> _DIRECTIVE_
Below are the records. List every line holding the word "eius".

━━━━━━━━

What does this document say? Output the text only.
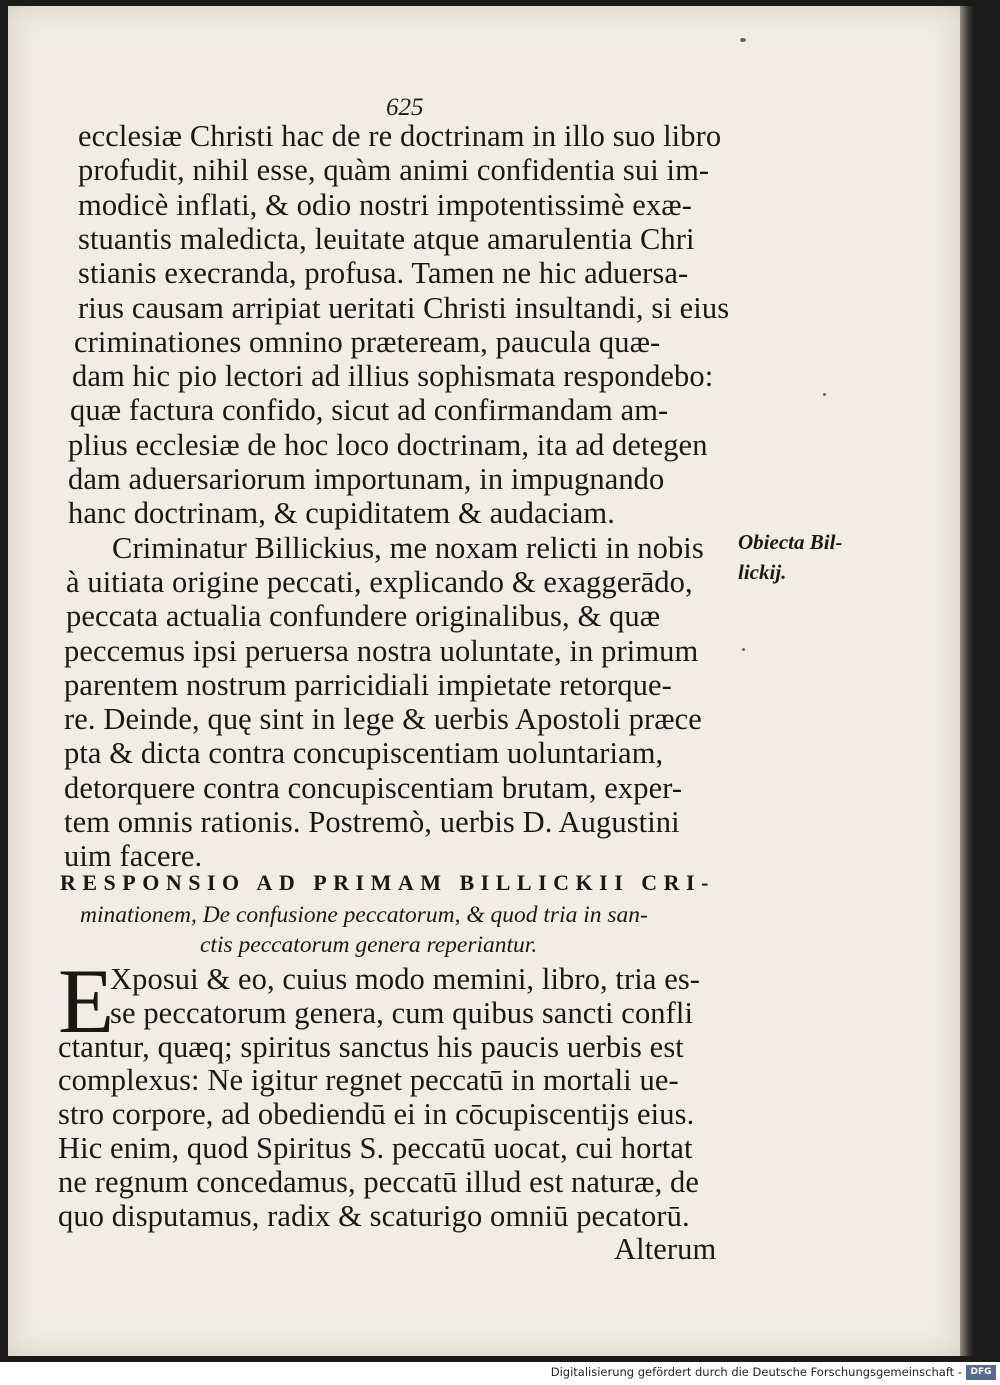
625
ecclesiæ Christi hac de re doctrinam in illo suo libro
profudit, nihil esse, quàm animi confidentia sui im-
modicè inflati, & odio nostri impotentissimè exæ-
stuantis maledicta, leuitate atque amarulentia Chri
stianis execranda, profusa. Tamen ne hic aduersa-
rius causam arripiat ueritati Christi insultandi, si eius
criminationes omnino præteream, paucula quæ-
dam hic pio lectori ad illius sophismata respondebo:
quæ factura confido, sicut ad confirmandam am-
plius ecclesiæ de hoc loco doctrinam, ita ad detegen
dam aduersariorum importunam, in impugnando
hanc doctrinam, & cupiditatem & audaciam.
Criminatur Billickius, me noxam relicti in nobis
à uitiata origine peccati, explicando & exaggerādo,
peccata actualia confundere originalibus, & quæ
peccemus ipsi peruersa nostra uoluntate, in primum
parentem nostrum parricidiali impietate retorque-
re. Deinde, quę sint in lege & uerbis Apostoli præce
pta & dicta contra concupiscentiam uoluntariam,
detorquere contra concupiscentiam brutam, exper-
tem omnis rationis. Postremò, uerbis D. Augustini
uim facere.
Xposui & eo, cuius modo memini, libro, tria es-
se peccatorum genera, cum quibus sancti confli
ctantur, quæq; spiritus sanctus his paucis uerbis est
complexus: Ne igitur regnet peccatū in mortali ue-
stro corpore, ad obediendū ei in cōcupiscentijs eius.
Hic enim, quod Spiritus S. peccatū uocat, cui hortat
ne regnum concedamus, peccatū illud est naturæ, de
quo disputamus, radix & scaturigo omniū pecatorū.
Alterum
Obiecta Bil-
lickij.
RESPONSIO AD PRIMAM BILLICKII CRI-
minationem, De confusione peccatorum, & quod tria in san-
ctis peccatorum genera reperiantur.
E
Digitalisierung gefördert durch die Deutsche Forschungsgemeinschaft - DFG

━━━━━━━━

> _TASK RESPONSE_
rius causam arripiat ueritati Christi insultandi, si eius
stro corpore, ad obediendū ei in cōcupiscentijs eius.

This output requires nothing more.